> [Written request]
Quote the data below in full, please, without altering anything.

Collected data entries
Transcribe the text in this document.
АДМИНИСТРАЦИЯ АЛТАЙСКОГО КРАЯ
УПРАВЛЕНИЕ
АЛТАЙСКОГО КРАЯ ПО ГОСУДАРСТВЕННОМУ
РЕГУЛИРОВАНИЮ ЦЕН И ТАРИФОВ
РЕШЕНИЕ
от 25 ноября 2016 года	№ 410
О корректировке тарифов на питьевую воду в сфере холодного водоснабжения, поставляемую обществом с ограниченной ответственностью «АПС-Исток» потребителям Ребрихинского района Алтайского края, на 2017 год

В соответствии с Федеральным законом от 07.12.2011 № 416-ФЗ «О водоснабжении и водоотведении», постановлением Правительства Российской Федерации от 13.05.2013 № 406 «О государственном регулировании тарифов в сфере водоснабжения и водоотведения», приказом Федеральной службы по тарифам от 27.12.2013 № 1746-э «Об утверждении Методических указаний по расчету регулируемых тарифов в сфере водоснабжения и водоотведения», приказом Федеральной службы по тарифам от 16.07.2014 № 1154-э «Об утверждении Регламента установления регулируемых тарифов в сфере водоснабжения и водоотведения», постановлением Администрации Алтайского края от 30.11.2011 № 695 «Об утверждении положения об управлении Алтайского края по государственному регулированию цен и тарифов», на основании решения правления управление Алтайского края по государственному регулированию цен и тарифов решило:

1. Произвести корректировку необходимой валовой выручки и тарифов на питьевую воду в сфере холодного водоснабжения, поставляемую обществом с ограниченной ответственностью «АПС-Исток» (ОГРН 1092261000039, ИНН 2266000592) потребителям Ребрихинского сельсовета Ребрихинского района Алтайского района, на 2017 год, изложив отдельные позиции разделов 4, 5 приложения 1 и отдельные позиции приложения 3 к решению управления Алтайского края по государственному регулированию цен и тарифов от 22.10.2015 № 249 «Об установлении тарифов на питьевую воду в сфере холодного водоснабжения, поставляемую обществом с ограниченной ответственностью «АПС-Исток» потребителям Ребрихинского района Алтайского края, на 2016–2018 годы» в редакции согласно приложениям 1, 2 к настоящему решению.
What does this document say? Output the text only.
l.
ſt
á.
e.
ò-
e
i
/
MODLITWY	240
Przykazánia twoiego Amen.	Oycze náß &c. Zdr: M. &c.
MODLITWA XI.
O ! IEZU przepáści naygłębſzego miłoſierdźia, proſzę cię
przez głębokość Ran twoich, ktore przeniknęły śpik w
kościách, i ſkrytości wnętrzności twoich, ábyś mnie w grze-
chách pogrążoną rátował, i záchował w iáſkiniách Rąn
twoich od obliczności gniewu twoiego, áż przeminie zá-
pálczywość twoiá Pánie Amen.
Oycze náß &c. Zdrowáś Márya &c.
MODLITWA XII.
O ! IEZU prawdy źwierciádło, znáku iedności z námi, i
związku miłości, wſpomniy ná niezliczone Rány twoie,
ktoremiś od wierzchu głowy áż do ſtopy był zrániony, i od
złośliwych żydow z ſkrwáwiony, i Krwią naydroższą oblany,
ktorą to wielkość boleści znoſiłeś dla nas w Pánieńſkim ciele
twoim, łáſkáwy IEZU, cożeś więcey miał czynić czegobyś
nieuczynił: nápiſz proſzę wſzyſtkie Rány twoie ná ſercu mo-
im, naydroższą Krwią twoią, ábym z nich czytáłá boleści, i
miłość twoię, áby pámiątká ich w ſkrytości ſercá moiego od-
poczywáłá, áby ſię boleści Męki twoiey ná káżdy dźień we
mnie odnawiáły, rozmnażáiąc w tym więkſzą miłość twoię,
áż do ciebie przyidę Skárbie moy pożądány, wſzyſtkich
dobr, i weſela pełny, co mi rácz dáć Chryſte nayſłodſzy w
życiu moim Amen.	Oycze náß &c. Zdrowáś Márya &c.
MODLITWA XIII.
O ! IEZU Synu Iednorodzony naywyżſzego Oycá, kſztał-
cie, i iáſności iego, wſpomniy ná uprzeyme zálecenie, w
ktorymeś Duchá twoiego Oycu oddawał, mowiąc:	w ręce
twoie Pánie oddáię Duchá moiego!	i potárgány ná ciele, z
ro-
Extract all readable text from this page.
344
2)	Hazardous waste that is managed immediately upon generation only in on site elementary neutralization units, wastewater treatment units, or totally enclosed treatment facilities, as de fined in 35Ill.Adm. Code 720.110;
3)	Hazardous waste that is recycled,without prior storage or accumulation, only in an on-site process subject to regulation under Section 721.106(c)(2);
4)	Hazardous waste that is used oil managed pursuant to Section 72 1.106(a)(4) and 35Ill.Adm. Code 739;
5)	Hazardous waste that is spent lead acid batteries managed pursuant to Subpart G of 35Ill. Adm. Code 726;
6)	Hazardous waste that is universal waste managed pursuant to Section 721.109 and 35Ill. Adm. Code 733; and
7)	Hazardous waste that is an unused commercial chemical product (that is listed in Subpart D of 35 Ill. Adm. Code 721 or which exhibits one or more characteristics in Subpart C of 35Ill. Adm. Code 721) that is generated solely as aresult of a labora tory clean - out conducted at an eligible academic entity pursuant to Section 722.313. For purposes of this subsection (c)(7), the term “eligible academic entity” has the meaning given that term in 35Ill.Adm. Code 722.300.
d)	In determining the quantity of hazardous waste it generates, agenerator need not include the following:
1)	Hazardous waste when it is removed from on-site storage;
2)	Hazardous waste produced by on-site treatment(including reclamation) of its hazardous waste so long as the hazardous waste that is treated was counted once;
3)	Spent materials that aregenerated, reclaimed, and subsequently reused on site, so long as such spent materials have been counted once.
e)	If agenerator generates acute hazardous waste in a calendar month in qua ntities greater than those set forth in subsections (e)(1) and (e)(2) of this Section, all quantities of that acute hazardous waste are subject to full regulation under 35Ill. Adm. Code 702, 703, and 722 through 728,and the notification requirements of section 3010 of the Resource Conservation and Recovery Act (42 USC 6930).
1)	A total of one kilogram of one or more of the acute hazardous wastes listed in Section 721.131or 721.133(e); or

> [Response]
Transcribe the text in this document.
АДМИНИСТРАЦИЯ АЛТАЙСКОГО КРАЯ
УПРАВЛЕНИЕ
АЛТАЙСКОГО КРАЯ ПО ГОСУДАРСТВЕННОМУ
РЕГУЛИРОВАНИЮ ЦЕН И ТАРИФОВ
РЕШЕНИЕ
от 25 ноября 2016 года	№ 410
О корректировке тарифов на питьевую воду в сфере холодного водоснабжения, поставляемую обществом с ограниченной ответственностью «АПС-Исток» потребителям Ребрихинского района Алтайского края, на 2017 год

В соответствии с Федеральным законом от 07.12.2011 № 416-ФЗ «О водоснабжении и водоотведении», постановлением Правительства Российской Федерации от 13.05.2013 № 406 «О государственном регулировании тарифов в сфере водоснабжения и водоотведения», приказом Федеральной службы по тарифам от 27.12.2013 № 1746-э «Об утверждении Методических указаний по расчету регулируемых тарифов в сфере водоснабжения и водоотведения», приказом Федеральной службы по тарифам от 16.07.2014 № 1154-э «Об утверждении Регламента установления регулируемых тарифов в сфере водоснабжения и водоотведения», постановлением Администрации Алтайского края от 30.11.2011 № 695 «Об утверждении положения об управлении Алтайского края по государственному регулированию цен и тарифов», на основании решения правления управление Алтайского края по государственному регулированию цен и тарифов решило:

1. Произвести корректировку необходимой валовой выручки и тарифов на питьевую воду в сфере холодного водоснабжения, поставляемую обществом с ограниченной ответственностью «АПС-Исток» (ОГРН 1092261000039, ИНН 2266000592) потребителям Ребрихинского сельсовета Ребрихинского района Алтайского района, на 2017 год, изложив отдельные позиции разделов 4, 5 приложения 1 и отдельные позиции приложения 3 к решению управления Алтайского края по государственному регулированию цен и тарифов от 22.10.2015 № 249 «Об установлении тарифов на питьевую воду в сфере холодного водоснабжения, поставляемую обществом с ограниченной ответственностью «АПС-Исток» потребителям Ребрихинского района Алтайского края, на 2016–2018 годы» в редакции согласно приложениям 1, 2 к настоящему решению.
What does this document say? Output the text only.
l.
ſt
á.
e.
ò-
e
i
/
MODLITWY	240
Przykazánia twoiego Amen.	Oycze náß &c. Zdr: M. &c.
MODLITWA XI.
O ! IEZU przepáści naygłębſzego miłoſierdźia, proſzę cię
przez głębokość Ran twoich, ktore przeniknęły śpik w
kościách, i ſkrytości wnętrzności twoich, ábyś mnie w grze-
chách pogrążoną rátował, i záchował w iáſkiniách Rąn
twoich od obliczności gniewu twoiego, áż przeminie zá-
pálczywość twoiá Pánie Amen.
Oycze náß &c. Zdrowáś Márya &c.
MODLITWA XII.
O ! IEZU prawdy źwierciádło, znáku iedności z námi, i
związku miłości, wſpomniy ná niezliczone Rány twoie,
ktoremiś od wierzchu głowy áż do ſtopy był zrániony, i od
złośliwych żydow z ſkrwáwiony, i Krwią naydroższą oblany,
ktorą to wielkość boleści znoſiłeś dla nas w Pánieńſkim ciele
twoim, łáſkáwy IEZU, cożeś więcey miał czynić czegobyś
nieuczynił: nápiſz proſzę wſzyſtkie Rány twoie ná ſercu mo-
im, naydroższą Krwią twoią, ábym z nich czytáłá boleści, i
miłość twoię, áby pámiątká ich w ſkrytości ſercá moiego od-
poczywáłá, áby ſię boleści Męki twoiey ná káżdy dźień we
mnie odnawiáły, rozmnażáiąc w tym więkſzą miłość twoię,
áż do ciebie przyidę Skárbie moy pożądány, wſzyſtkich
dobr, i weſela pełny, co mi rácz dáć Chryſte nayſłodſzy w
życiu moim Amen.	Oycze náß &c. Zdrowáś Márya &c.
MODLITWA XIII.
O ! IEZU Synu Iednorodzony naywyżſzego Oycá, kſztał-
cie, i iáſności iego, wſpomniy ná uprzeyme zálecenie, w
ktorymeś Duchá twoiego Oycu oddawał, mowiąc:	w ręce
twoie Pánie oddáię Duchá moiego!	i potárgány ná ciele, z
ro-
Extract all readable text from this page.
344
2)	Hazardous waste that is managed immediately upon generation only in on site elementary neutralization units, wastewater treatment units, or totally enclosed treatment facilities, as de fined in 35Ill.Adm. Code 720.110;
3)	Hazardous waste that is recycled,without prior storage or accumulation, only in an on-site process subject to regulation under Section 721.106(c)(2);
4)	Hazardous waste that is used oil managed pursuant to Section 72 1.106(a)(4) and 35Ill.Adm. Code 739;
5)	Hazardous waste that is spent lead acid batteries managed pursuant to Subpart G of 35Ill. Adm. Code 726;
6)	Hazardous waste that is universal waste managed pursuant to Section 721.109 and 35Ill. Adm. Code 733; and
7)	Hazardous waste that is an unused commercial chemical product (that is listed in Subpart D of 35 Ill. Adm. Code 721 or which exhibits one or more characteristics in Subpart C of 35Ill. Adm. Code 721) that is generated solely as aresult of a labora tory clean - out conducted at an eligible academic entity pursuant to Section 722.313. For purposes of this subsection (c)(7), the term “eligible academic entity” has the meaning given that term in 35Ill.Adm. Code 722.300.
d)	In determining the quantity of hazardous waste it generates, agenerator need not include the following:
1)	Hazardous waste when it is removed from on-site storage;
2)	Hazardous waste produced by on-site treatment(including reclamation) of its hazardous waste so long as the hazardous waste that is treated was counted once;
3)	Spent materials that aregenerated, reclaimed, and subsequently reused on site, so long as such spent materials have been counted once.
e)	If agenerator generates acute hazardous waste in a calendar month in qua ntities greater than those set forth in subsections (e)(1) and (e)(2) of this Section, all quantities of that acute hazardous waste are subject to full regulation under 35Ill. Adm. Code 702, 703, and 722 through 728,and the notification requirements of section 3010 of the Resource Conservation and Recovery Act (42 USC 6930).
1)	A total of one kilogram of one or more of the acute hazardous wastes listed in Section 721.131or 721.133(e); or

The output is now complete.